**EXERCISE PROMPT:** Search the entries below for the word "year" and copy each line that has it.

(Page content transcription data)

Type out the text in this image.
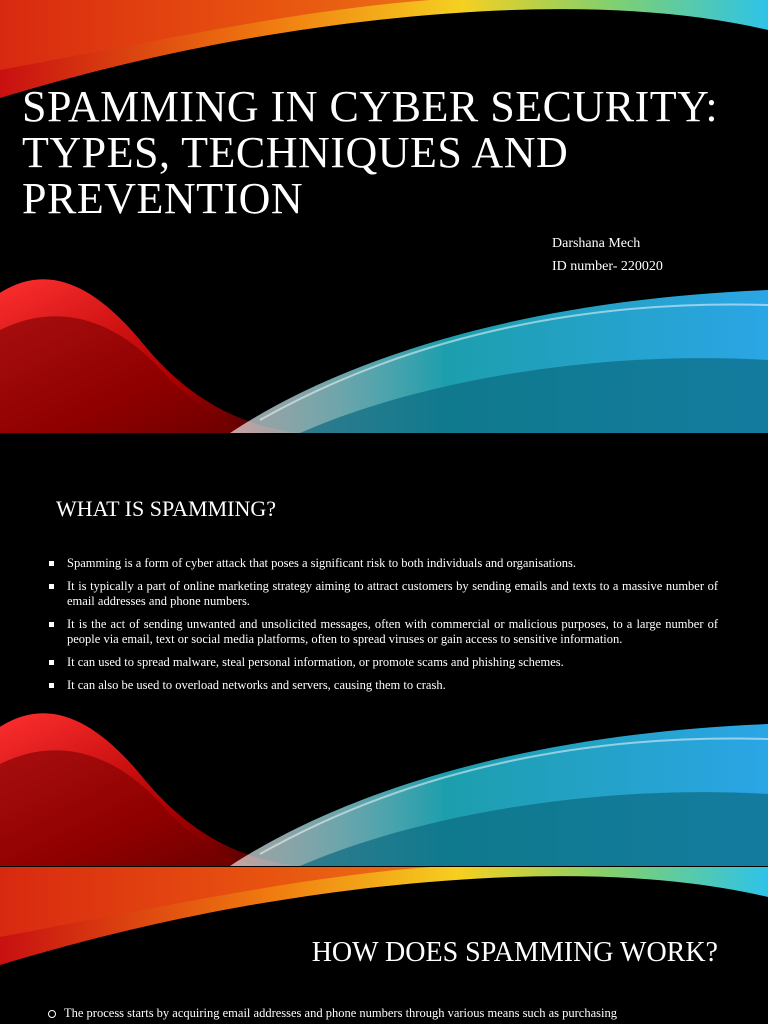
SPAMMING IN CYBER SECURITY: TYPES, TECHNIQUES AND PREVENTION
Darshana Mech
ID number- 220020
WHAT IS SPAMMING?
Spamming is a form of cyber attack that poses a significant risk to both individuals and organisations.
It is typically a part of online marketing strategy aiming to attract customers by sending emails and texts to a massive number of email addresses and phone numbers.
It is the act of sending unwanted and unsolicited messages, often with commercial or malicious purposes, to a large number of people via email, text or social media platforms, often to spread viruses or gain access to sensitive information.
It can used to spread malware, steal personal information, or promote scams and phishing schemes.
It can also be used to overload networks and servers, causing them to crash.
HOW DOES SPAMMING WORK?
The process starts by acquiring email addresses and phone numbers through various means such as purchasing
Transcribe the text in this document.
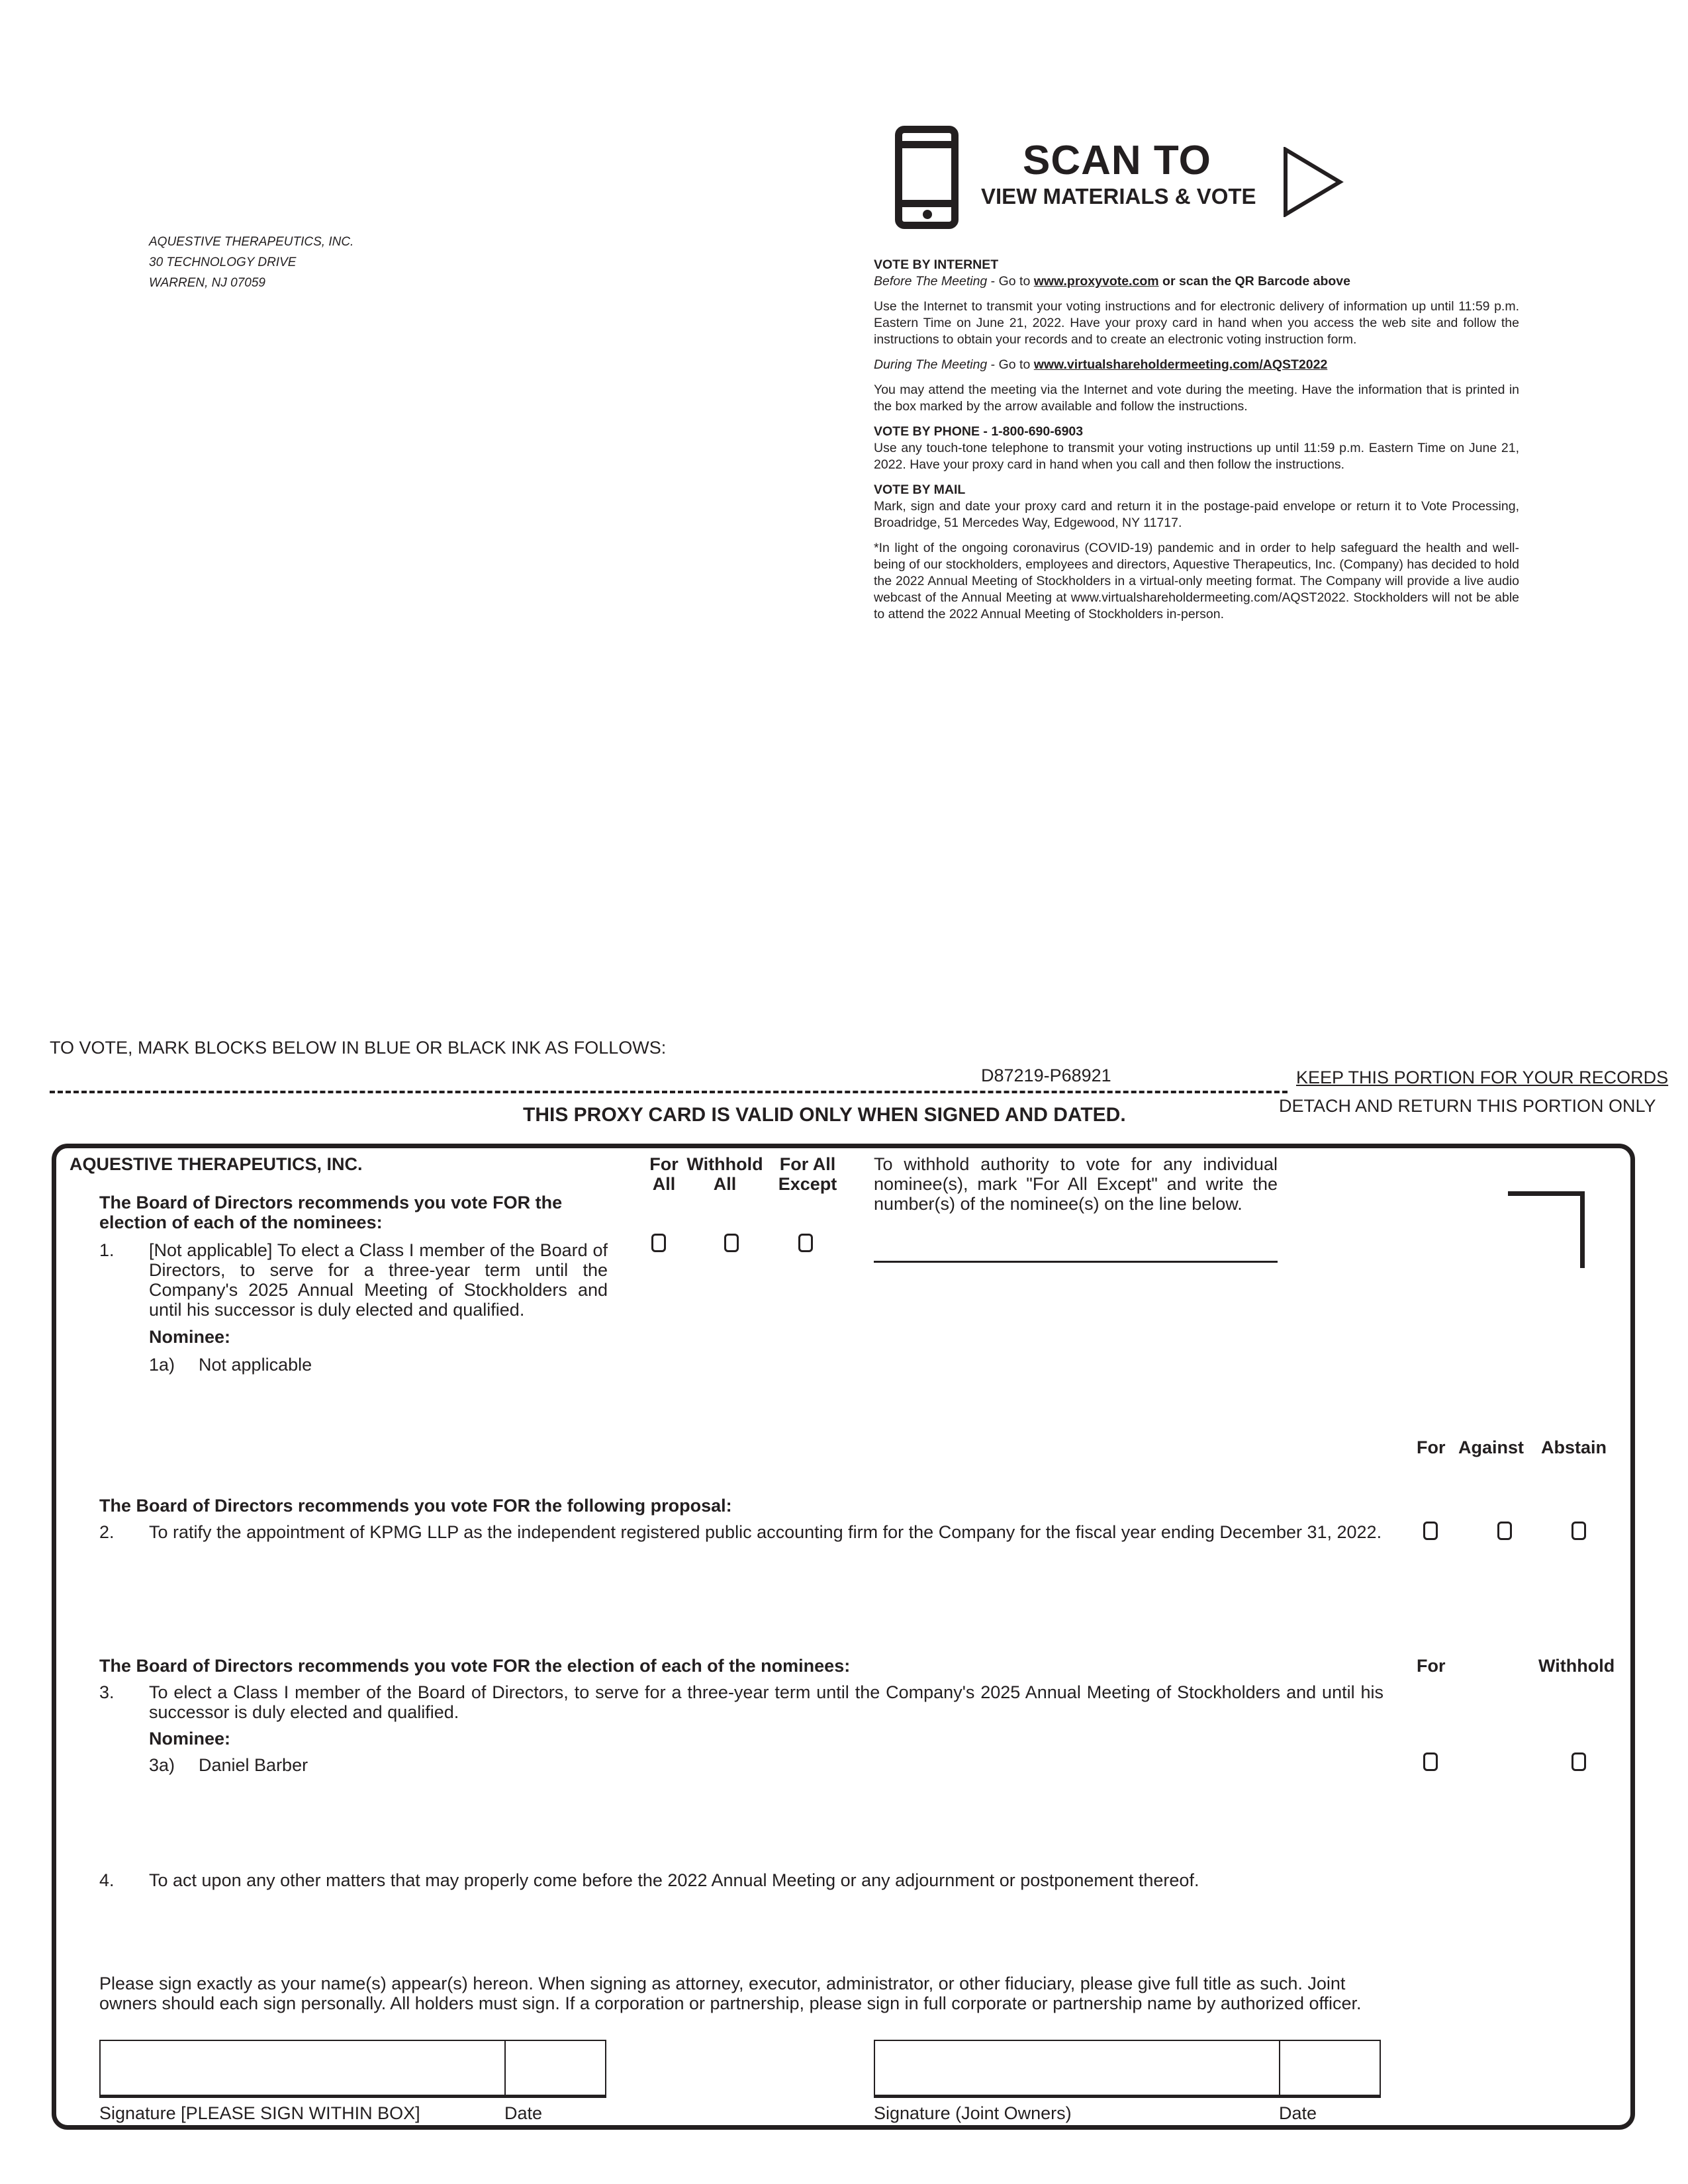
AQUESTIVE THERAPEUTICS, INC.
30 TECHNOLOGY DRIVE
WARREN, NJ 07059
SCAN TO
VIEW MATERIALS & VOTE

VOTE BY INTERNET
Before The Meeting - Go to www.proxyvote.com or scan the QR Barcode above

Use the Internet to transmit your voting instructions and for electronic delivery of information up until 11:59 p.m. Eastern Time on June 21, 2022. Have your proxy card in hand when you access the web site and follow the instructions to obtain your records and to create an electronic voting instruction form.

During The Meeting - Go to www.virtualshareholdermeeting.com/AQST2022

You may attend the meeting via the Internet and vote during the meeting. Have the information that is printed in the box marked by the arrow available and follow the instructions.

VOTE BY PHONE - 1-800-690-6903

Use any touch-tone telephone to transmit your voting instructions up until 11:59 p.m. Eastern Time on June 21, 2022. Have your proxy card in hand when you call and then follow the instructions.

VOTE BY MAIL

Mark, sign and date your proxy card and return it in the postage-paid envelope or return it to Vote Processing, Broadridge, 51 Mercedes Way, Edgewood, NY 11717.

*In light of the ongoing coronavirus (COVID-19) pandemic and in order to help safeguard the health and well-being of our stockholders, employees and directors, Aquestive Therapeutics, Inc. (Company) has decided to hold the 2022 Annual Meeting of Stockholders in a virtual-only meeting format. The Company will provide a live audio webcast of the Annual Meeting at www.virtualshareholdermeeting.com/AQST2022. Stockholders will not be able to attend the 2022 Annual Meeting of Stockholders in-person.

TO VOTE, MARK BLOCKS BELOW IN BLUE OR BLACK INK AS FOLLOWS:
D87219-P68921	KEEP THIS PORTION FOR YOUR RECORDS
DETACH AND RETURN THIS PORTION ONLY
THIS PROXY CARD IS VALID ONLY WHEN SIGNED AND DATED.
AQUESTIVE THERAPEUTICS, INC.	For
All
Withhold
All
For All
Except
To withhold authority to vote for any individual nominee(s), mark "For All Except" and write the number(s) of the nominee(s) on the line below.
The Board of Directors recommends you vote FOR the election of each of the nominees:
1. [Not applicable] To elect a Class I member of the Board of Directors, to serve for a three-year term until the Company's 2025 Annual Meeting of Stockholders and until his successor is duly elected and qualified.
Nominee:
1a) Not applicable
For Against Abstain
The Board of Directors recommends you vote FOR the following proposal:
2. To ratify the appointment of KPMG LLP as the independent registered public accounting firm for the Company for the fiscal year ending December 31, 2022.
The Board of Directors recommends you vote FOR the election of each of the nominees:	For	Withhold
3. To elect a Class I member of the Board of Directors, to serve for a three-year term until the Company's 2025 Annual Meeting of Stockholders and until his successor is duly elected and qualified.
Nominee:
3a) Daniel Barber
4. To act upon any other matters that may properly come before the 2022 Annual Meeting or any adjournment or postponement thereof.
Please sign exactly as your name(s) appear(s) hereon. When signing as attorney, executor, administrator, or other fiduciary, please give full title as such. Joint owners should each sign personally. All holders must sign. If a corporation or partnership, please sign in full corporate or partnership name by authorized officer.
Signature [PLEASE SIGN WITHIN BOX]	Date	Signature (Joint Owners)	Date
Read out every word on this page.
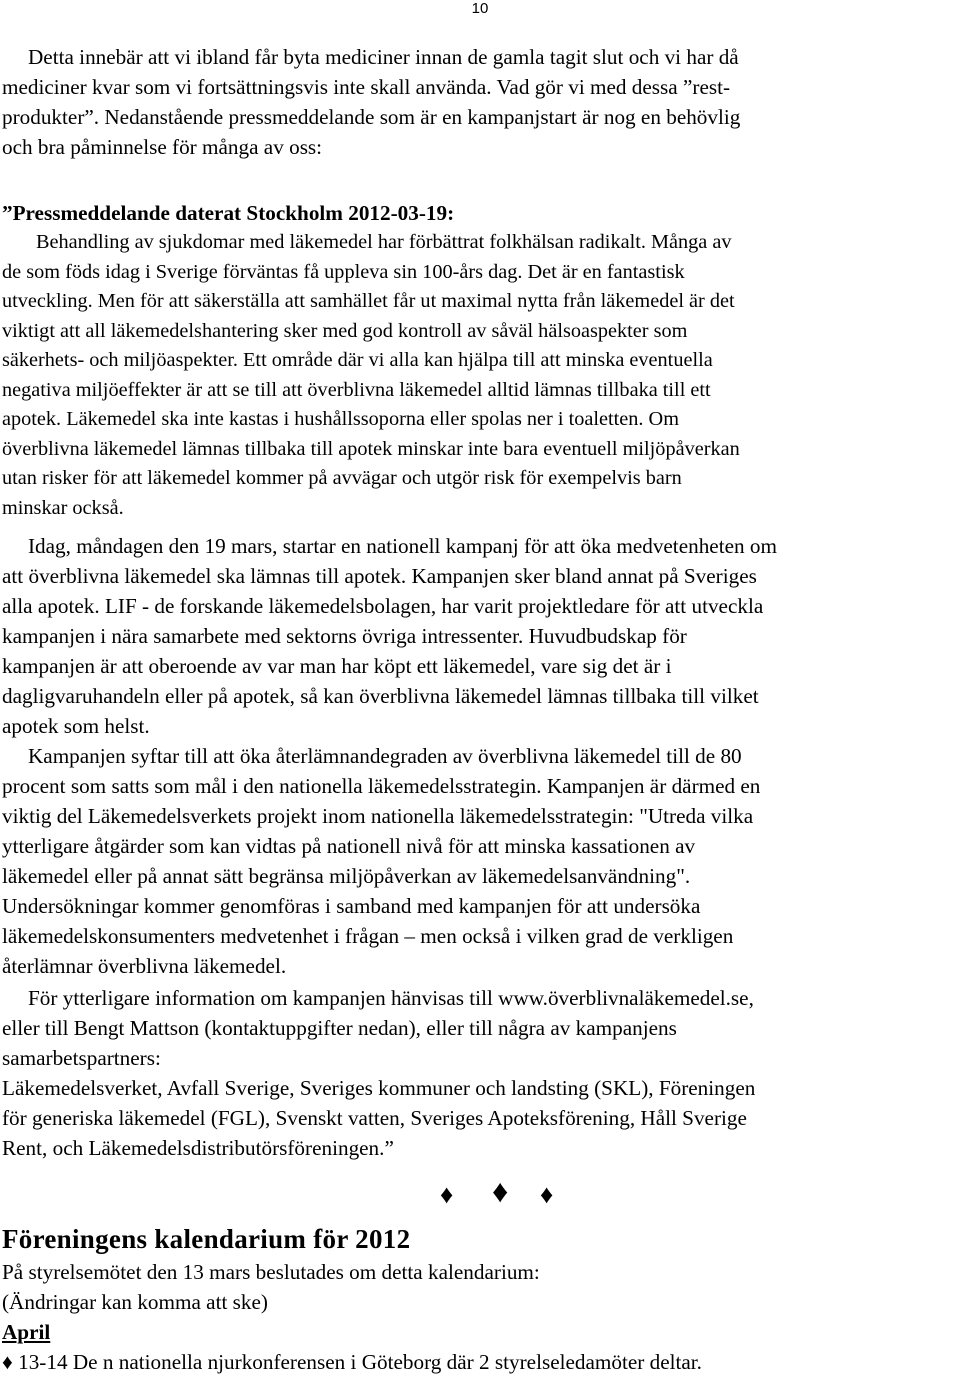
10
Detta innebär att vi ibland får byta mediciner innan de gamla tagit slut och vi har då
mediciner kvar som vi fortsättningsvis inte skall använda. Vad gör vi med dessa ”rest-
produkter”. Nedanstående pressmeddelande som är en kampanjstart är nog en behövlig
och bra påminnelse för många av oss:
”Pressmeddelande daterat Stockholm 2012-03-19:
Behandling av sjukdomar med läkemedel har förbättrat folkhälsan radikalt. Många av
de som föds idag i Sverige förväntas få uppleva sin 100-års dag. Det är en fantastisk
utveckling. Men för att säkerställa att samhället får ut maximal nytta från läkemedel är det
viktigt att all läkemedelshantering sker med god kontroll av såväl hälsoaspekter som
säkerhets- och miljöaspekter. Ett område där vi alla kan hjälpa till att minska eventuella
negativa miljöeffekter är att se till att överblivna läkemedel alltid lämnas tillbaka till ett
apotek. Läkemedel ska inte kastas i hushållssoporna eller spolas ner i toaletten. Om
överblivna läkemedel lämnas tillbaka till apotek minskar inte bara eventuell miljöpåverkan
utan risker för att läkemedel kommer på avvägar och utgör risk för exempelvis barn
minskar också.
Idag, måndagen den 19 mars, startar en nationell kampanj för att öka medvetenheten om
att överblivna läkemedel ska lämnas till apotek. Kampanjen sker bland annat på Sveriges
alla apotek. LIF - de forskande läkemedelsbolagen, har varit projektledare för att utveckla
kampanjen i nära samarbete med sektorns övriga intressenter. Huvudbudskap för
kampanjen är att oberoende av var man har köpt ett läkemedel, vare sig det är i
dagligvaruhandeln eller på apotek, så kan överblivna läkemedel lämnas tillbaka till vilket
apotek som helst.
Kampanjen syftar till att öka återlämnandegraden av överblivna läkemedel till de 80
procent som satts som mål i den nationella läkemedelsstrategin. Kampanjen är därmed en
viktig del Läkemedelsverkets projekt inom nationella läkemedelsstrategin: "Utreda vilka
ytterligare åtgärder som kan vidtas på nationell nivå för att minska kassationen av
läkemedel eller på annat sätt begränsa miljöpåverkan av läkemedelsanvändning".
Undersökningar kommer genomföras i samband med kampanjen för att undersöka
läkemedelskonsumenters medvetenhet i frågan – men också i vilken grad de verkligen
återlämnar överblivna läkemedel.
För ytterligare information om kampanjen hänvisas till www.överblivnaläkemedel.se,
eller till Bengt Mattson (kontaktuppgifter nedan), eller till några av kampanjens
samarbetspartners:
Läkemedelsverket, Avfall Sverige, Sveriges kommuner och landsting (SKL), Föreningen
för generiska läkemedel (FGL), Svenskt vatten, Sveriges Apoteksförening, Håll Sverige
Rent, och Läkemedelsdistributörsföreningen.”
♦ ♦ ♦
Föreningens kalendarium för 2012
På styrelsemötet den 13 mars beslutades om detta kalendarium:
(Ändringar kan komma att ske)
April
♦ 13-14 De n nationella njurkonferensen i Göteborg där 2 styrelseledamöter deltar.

**WRITTEN SOLUTION:**
1. [Not applicable] To elect a Class I member of the Board of Directors, to serve for a three-year term until the Company's 2025 Annual Meeting of Stockholders and until his successor is duly elected and qualified.
2. To ratify the appointment of KPMG LLP as the independent registered public accounting firm for the Company for the fiscal year ending December 31, 2022.
3. To elect a Class I member of the Board of Directors, to serve for a three-year term until the Company's 2025 Annual Meeting of Stockholders and until his successor is duly elected and qualified.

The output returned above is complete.